[Set task]: Format the items as a numbered list, from the first line through the line containing "histogram-bar: [491, 99, 496, 227]", both included, and omit any blank lines.

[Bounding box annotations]
** Start **
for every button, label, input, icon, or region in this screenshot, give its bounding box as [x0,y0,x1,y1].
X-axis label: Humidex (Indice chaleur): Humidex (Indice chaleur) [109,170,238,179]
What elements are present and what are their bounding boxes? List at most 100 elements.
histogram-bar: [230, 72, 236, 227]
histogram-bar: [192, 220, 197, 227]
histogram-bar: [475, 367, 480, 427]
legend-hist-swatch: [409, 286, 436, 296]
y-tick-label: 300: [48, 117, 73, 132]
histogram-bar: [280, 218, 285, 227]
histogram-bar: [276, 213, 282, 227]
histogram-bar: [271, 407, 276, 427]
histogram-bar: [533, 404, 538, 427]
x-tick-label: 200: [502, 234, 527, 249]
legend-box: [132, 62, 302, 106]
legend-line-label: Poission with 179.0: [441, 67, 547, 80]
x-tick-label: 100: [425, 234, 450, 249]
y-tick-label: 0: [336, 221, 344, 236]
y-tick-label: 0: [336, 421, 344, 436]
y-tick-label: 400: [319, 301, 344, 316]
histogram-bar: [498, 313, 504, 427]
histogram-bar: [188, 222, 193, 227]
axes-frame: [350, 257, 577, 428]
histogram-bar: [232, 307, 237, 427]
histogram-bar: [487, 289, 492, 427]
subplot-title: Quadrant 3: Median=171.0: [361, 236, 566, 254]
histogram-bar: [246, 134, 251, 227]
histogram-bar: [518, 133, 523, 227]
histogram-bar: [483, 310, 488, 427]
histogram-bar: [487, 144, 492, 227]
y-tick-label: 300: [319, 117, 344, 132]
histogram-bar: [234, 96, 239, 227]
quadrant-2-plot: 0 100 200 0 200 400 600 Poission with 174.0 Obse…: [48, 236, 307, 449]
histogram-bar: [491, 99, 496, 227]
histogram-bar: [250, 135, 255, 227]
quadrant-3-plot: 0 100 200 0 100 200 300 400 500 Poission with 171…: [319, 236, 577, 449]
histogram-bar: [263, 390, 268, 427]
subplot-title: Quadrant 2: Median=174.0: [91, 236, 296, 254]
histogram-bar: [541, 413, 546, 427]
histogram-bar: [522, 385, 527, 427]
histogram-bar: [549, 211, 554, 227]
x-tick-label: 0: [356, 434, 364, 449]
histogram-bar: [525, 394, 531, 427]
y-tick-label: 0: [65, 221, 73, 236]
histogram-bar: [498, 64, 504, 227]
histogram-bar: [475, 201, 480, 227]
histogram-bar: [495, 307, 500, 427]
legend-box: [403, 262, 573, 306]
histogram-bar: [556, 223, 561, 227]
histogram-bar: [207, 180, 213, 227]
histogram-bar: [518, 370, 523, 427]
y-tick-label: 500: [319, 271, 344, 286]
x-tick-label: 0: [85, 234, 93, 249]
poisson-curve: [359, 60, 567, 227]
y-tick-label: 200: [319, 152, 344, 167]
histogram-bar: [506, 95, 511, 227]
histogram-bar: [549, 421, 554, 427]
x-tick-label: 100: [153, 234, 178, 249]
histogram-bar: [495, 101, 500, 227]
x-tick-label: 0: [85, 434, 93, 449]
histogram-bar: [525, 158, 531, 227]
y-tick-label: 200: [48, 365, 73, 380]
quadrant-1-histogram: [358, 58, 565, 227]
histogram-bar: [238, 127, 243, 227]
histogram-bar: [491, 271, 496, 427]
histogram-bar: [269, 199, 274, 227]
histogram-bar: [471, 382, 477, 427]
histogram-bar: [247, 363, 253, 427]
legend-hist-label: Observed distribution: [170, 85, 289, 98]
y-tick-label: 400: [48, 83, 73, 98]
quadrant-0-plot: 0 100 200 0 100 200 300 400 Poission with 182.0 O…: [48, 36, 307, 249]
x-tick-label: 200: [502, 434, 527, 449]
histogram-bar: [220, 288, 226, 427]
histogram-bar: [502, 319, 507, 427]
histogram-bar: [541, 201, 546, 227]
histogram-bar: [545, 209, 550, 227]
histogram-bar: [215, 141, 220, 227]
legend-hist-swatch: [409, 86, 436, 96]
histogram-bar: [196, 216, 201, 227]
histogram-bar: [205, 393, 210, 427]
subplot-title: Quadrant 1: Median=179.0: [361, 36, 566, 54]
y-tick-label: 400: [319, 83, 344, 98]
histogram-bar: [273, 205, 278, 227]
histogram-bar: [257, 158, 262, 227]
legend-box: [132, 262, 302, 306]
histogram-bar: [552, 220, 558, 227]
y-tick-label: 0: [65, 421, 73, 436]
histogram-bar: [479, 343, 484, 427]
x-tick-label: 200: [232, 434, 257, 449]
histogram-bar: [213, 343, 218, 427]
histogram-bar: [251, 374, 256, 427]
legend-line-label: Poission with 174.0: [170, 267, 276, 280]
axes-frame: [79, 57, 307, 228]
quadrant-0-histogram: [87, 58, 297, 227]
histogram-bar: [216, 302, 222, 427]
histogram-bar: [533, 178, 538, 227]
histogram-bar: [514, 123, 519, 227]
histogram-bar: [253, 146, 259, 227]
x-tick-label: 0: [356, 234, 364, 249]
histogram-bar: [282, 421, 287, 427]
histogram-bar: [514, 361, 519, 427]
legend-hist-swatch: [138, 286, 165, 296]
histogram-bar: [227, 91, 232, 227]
** End **
[Right answer]:
1. for every button, label, input, icon, or region in this screenshot, give its bounding box as [x0,y0,x1,y1].
2. X-axis label: Humidex (Indice chaleur): Humidex (Indice chaleur) [109,170,238,179]
3. What elements are present and what are their bounding boxes? List at most 100 elements.
4. histogram-bar: [230, 72, 236, 227]
5. histogram-bar: [192, 220, 197, 227]
6. histogram-bar: [475, 367, 480, 427]
7. legend-hist-swatch: [409, 286, 436, 296]
8. y-tick-label: 300: [48, 117, 73, 132]
9. histogram-bar: [280, 218, 285, 227]
10. histogram-bar: [276, 213, 282, 227]
11. histogram-bar: [271, 407, 276, 427]
12. histogram-bar: [533, 404, 538, 427]
13. x-tick-label: 200: [502, 234, 527, 249]
14. legend-box: [132, 62, 302, 106]
15. legend-line-label: Poission with 179.0: [441, 67, 547, 80]
16. x-tick-label: 100: [425, 234, 450, 249]
17. y-tick-label: 0: [336, 221, 344, 236]
18. y-tick-label: 0: [336, 421, 344, 436]
19. y-tick-label: 400: [319, 301, 344, 316]
20. histogram-bar: [498, 313, 504, 427]
21. histogram-bar: [188, 222, 193, 227]
22. axes-frame: [350, 257, 577, 428]
23. histogram-bar: [232, 307, 237, 427]
24. histogram-bar: [487, 289, 492, 427]
25. subplot-title: Quadrant 3: Median=171.0: [361, 236, 566, 254]
26. histogram-bar: [246, 134, 251, 227]
27. histogram-bar: [518, 133, 523, 227]
28. histogram-bar: [483, 310, 488, 427]
29. histogram-bar: [487, 144, 492, 227]
30. y-tick-label: 300: [319, 117, 344, 132]
31. histogram-bar: [234, 96, 239, 227]
32. quadrant-2-plot: 0 100 200 0 200 400 600 Poission with 174.0 Obse…: [48, 236, 307, 449]
33. histogram-bar: [491, 99, 496, 227]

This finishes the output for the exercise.